• **Exercise description**
Copy the data word for word, keeping every line.

════

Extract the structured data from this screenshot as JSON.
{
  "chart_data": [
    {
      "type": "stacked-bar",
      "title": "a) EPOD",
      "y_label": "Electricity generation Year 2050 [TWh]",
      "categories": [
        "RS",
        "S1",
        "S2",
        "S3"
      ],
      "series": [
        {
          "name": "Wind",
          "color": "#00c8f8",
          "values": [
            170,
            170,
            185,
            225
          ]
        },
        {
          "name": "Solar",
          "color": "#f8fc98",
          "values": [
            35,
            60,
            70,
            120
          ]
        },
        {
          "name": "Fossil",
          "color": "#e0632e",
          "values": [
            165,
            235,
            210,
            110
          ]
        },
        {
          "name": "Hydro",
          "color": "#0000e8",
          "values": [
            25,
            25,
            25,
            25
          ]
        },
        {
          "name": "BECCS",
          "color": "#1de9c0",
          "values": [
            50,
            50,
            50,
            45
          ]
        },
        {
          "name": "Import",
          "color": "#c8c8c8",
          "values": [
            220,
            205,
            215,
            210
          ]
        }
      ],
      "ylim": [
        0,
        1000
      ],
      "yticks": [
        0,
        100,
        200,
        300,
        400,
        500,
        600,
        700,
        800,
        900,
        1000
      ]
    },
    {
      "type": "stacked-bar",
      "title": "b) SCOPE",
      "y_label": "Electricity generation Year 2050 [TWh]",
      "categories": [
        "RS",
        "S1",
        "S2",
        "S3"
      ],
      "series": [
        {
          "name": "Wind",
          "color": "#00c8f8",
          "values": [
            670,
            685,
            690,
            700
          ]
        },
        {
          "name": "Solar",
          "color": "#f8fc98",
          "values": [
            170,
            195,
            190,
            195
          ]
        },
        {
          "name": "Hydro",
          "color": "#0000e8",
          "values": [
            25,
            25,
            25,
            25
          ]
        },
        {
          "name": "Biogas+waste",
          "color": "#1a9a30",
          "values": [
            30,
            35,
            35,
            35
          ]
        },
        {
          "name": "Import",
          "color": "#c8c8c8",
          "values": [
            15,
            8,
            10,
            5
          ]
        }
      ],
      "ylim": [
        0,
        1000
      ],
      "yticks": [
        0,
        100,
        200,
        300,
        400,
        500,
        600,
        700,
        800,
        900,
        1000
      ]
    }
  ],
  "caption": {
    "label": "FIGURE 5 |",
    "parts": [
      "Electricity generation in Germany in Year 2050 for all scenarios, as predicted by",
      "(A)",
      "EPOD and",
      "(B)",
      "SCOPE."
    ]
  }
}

════

• **Completed task**
Extract the structured data from this screenshot as JSON.
{
  "chart_data": [
    {
      "type": "stacked-bar",
      "title": "a) EPOD",
      "y_label": "Electricity generation Year 2050 [TWh]",
      "categories": [
        "RS",
        "S1",
        "S2",
        "S3"
      ],
      "series": [
        {
          "name": "Wind",
          "color": "#00c8f8",
          "values": [
            170,
            170,
            185,
            225
          ]
        },
        {
          "name": "Solar",
          "color": "#f8fc98",
          "values": [
            35,
            60,
            70,
            120
          ]
        },
        {
          "name": "Fossil",
          "color": "#e0632e",
          "values": [
            165,
            235,
            210,
            110
          ]
        },
        {
          "name": "Hydro",
          "color": "#0000e8",
          "values": [
            25,
            25,
            25,
            25
          ]
        },
        {
          "name": "BECCS",
          "color": "#1de9c0",
          "values": [
            50,
            50,
            50,
            45
          ]
        },
        {
          "name": "Import",
          "color": "#c8c8c8",
          "values": [
            220,
            205,
            215,
            210
          ]
        }
      ],
      "ylim": [
        0,
        1000
      ],
      "yticks": [
        0,
        100,
        200,
        300,
        400,
        500,
        600,
        700,
        800,
        900,
        1000
      ]
    },
    {
      "type": "stacked-bar",
      "title": "b) SCOPE",
      "y_label": "Electricity generation Year 2050 [TWh]",
      "categories": [
        "RS",
        "S1",
        "S2",
        "S3"
      ],
      "series": [
        {
          "name": "Wind",
          "color": "#00c8f8",
          "values": [
            670,
            685,
            690,
            700
          ]
        },
        {
          "name": "Solar",
          "color": "#f8fc98",
          "values": [
            170,
            195,
            190,
            195
          ]
        },
        {
          "name": "Hydro",
          "color": "#0000e8",
          "values": [
            25,
            25,
            25,
            25
          ]
        },
        {
          "name": "Biogas+waste",
          "color": "#1a9a30",
          "values": [
            30,
            35,
            35,
            35
          ]
        },
        {
          "name": "Import",
          "color": "#c8c8c8",
          "values": [
            15,
            8,
            10,
            5
          ]
        }
      ],
      "ylim": [
        0,
        1000
      ],
      "yticks": [
        0,
        100,
        200,
        300,
        400,
        500,
        600,
        700,
        800,
        900,
        1000
      ]
    }
  ],
  "caption": {
    "label": "FIGURE 5 |",
    "parts": [
      "Electricity generation in Germany in Year 2050 for all scenarios, as predicted by",
      "(A)",
      "EPOD and",
      "(B)",
      "SCOPE."
    ]
  }
}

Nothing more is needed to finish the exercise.